▶ _Brief_
Copy every record below exactly.

(Stored data entries)
>> BEGIN

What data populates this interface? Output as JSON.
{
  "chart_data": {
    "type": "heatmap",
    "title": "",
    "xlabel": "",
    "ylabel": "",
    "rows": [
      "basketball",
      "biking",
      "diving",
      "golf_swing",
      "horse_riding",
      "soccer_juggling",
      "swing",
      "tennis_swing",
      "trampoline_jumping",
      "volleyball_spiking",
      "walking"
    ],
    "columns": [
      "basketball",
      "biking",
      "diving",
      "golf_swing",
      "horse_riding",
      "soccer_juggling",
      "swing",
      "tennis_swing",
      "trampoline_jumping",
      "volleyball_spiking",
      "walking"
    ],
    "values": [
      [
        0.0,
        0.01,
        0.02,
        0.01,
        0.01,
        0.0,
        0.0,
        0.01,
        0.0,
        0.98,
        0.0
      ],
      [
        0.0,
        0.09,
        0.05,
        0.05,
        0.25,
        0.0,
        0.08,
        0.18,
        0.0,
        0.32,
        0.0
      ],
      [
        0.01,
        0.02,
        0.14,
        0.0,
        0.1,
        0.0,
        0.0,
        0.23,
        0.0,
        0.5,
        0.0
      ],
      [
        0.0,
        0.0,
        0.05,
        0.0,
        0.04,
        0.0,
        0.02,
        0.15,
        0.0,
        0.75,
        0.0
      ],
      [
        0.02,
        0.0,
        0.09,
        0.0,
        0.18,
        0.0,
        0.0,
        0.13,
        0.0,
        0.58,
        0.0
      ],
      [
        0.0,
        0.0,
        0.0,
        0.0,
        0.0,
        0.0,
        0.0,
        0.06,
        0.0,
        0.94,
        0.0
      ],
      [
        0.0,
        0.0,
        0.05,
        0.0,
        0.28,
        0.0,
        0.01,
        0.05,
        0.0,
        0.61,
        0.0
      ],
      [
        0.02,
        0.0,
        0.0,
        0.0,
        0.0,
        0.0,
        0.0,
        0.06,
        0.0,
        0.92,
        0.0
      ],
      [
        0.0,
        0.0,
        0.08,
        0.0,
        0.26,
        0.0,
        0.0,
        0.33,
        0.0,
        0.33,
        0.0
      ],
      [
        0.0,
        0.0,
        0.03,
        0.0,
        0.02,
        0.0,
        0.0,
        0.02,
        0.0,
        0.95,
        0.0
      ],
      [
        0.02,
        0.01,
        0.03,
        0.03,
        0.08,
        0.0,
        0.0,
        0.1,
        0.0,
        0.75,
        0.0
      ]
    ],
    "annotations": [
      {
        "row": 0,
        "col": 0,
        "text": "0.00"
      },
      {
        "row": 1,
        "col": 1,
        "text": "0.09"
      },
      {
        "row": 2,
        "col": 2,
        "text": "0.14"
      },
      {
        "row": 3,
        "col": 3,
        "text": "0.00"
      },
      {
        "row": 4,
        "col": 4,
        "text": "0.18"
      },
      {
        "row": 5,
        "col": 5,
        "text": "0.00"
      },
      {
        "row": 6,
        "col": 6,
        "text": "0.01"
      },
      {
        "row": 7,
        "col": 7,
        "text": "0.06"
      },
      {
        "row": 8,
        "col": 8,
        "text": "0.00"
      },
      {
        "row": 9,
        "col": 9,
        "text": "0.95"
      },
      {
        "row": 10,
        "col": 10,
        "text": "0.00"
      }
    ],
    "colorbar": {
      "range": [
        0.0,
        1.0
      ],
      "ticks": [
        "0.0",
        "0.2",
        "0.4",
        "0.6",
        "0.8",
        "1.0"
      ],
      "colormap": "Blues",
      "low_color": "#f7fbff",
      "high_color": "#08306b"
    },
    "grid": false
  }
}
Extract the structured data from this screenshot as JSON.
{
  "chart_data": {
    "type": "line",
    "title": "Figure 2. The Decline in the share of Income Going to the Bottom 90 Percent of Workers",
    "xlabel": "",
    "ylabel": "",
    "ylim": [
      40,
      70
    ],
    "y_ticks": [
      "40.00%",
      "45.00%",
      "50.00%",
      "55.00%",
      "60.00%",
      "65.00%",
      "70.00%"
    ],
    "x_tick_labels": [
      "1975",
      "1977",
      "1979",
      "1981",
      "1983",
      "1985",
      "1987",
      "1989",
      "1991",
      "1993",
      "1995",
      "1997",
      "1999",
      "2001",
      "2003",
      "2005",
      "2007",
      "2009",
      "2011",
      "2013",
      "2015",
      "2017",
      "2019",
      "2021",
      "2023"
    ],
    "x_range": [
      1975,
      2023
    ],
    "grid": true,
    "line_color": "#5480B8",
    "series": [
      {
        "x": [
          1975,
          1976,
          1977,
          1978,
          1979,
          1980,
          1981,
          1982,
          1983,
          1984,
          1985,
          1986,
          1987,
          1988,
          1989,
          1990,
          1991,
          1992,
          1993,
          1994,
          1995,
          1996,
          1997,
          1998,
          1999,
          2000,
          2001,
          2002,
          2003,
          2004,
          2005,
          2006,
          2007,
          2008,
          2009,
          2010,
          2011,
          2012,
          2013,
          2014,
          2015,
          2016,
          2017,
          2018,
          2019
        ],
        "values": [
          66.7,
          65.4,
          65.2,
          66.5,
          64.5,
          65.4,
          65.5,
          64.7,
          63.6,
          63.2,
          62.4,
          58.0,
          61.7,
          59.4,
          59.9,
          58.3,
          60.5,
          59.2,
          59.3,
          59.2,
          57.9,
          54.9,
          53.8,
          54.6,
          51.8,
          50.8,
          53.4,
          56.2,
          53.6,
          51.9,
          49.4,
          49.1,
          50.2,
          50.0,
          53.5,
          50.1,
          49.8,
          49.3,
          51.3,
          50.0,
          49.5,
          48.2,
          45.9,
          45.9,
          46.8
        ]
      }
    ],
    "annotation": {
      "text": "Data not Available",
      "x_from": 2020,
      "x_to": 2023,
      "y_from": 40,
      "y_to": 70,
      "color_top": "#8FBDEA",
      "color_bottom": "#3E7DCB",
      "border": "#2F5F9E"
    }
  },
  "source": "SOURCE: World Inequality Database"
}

>> END

▶ _Answer to this problem_
What data populates this interface? Output as JSON.
{
  "chart_data": {
    "type": "heatmap",
    "title": "",
    "xlabel": "",
    "ylabel": "",
    "rows": [
      "basketball",
      "biking",
      "diving",
      "golf_swing",
      "horse_riding",
      "soccer_juggling",
      "swing",
      "tennis_swing",
      "trampoline_jumping",
      "volleyball_spiking",
      "walking"
    ],
    "columns": [
      "basketball",
      "biking",
      "diving",
      "golf_swing",
      "horse_riding",
      "soccer_juggling",
      "swing",
      "tennis_swing",
      "trampoline_jumping",
      "volleyball_spiking",
      "walking"
    ],
    "values": [
      [
        0.0,
        0.01,
        0.02,
        0.01,
        0.01,
        0.0,
        0.0,
        0.01,
        0.0,
        0.98,
        0.0
      ],
      [
        0.0,
        0.09,
        0.05,
        0.05,
        0.25,
        0.0,
        0.08,
        0.18,
        0.0,
        0.32,
        0.0
      ],
      [
        0.01,
        0.02,
        0.14,
        0.0,
        0.1,
        0.0,
        0.0,
        0.23,
        0.0,
        0.5,
        0.0
      ],
      [
        0.0,
        0.0,
        0.05,
        0.0,
        0.04,
        0.0,
        0.02,
        0.15,
        0.0,
        0.75,
        0.0
      ],
      [
        0.02,
        0.0,
        0.09,
        0.0,
        0.18,
        0.0,
        0.0,
        0.13,
        0.0,
        0.58,
        0.0
      ],
      [
        0.0,
        0.0,
        0.0,
        0.0,
        0.0,
        0.0,
        0.0,
        0.06,
        0.0,
        0.94,
        0.0
      ],
      [
        0.0,
        0.0,
        0.05,
        0.0,
        0.28,
        0.0,
        0.01,
        0.05,
        0.0,
        0.61,
        0.0
      ],
      [
        0.02,
        0.0,
        0.0,
        0.0,
        0.0,
        0.0,
        0.0,
        0.06,
        0.0,
        0.92,
        0.0
      ],
      [
        0.0,
        0.0,
        0.08,
        0.0,
        0.26,
        0.0,
        0.0,
        0.33,
        0.0,
        0.33,
        0.0
      ],
      [
        0.0,
        0.0,
        0.03,
        0.0,
        0.02,
        0.0,
        0.0,
        0.02,
        0.0,
        0.95,
        0.0
      ],
      [
        0.02,
        0.01,
        0.03,
        0.03,
        0.08,
        0.0,
        0.0,
        0.1,
        0.0,
        0.75,
        0.0
      ]
    ],
    "annotations": [
      {
        "row": 0,
        "col": 0,
        "text": "0.00"
      },
      {
        "row": 1,
        "col": 1,
        "text": "0.09"
      },
      {
        "row": 2,
        "col": 2,
        "text": "0.14"
      },
      {
        "row": 3,
        "col": 3,
        "text": "0.00"
      },
      {
        "row": 4,
        "col": 4,
        "text": "0.18"
      },
      {
        "row": 5,
        "col": 5,
        "text": "0.00"
      },
      {
        "row": 6,
        "col": 6,
        "text": "0.01"
      },
      {
        "row": 7,
        "col": 7,
        "text": "0.06"
      },
      {
        "row": 8,
        "col": 8,
        "text": "0.00"
      },
      {
        "row": 9,
        "col": 9,
        "text": "0.95"
      },
      {
        "row": 10,
        "col": 10,
        "text": "0.00"
      }
    ],
    "colorbar": {
      "range": [
        0.0,
        1.0
      ],
      "ticks": [
        "0.0",
        "0.2",
        "0.4",
        "0.6",
        "0.8",
        "1.0"
      ],
      "colormap": "Blues",
      "low_color": "#f7fbff",
      "high_color": "#08306b"
    },
    "grid": false
  }
}
Extract the structured data from this screenshot as JSON.
{
  "chart_data": {
    "type": "line",
    "title": "Figure 2. The Decline in the share of Income Going to the Bottom 90 Percent of Workers",
    "xlabel": "",
    "ylabel": "",
    "ylim": [
      40,
      70
    ],
    "y_ticks": [
      "40.00%",
      "45.00%",
      "50.00%",
      "55.00%",
      "60.00%",
      "65.00%",
      "70.00%"
    ],
    "x_tick_labels": [
      "1975",
      "1977",
      "1979",
      "1981",
      "1983",
      "1985",
      "1987",
      "1989",
      "1991",
      "1993",
      "1995",
      "1997",
      "1999",
      "2001",
      "2003",
      "2005",
      "2007",
      "2009",
      "2011",
      "2013",
      "2015",
      "2017",
      "2019",
      "2021",
      "2023"
    ],
    "x_range": [
      1975,
      2023
    ],
    "grid": true,
    "line_color": "#5480B8",
    "series": [
      {
        "x": [
          1975,
          1976,
          1977,
          1978,
          1979,
          1980,
          1981,
          1982,
          1983,
          1984,
          1985,
          1986,
          1987,
          1988,
          1989,
          1990,
          1991,
          1992,
          1993,
          1994,
          1995,
          1996,
          1997,
          1998,
          1999,
          2000,
          2001,
          2002,
          2003,
          2004,
          2005,
          2006,
          2007,
          2008,
          2009,
          2010,
          2011,
          2012,
          2013,
          2014,
          2015,
          2016,
          2017,
          2018,
          2019
        ],
        "values": [
          66.7,
          65.4,
          65.2,
          66.5,
          64.5,
          65.4,
          65.5,
          64.7,
          63.6,
          63.2,
          62.4,
          58.0,
          61.7,
          59.4,
          59.9,
          58.3,
          60.5,
          59.2,
          59.3,
          59.2,
          57.9,
          54.9,
          53.8,
          54.6,
          51.8,
          50.8,
          53.4,
          56.2,
          53.6,
          51.9,
          49.4,
          49.1,
          50.2,
          50.0,
          53.5,
          50.1,
          49.8,
          49.3,
          51.3,
          50.0,
          49.5,
          48.2,
          45.9,
          45.9,
          46.8
        ]
      }
    ],
    "annotation": {
      "text": "Data not Available",
      "x_from": 2020,
      "x_to": 2023,
      "y_from": 40,
      "y_to": 70,
      "color_top": "#8FBDEA",
      "color_bottom": "#3E7DCB",
      "border": "#2F5F9E"
    }
  },
  "source": "SOURCE: World Inequality Database"
}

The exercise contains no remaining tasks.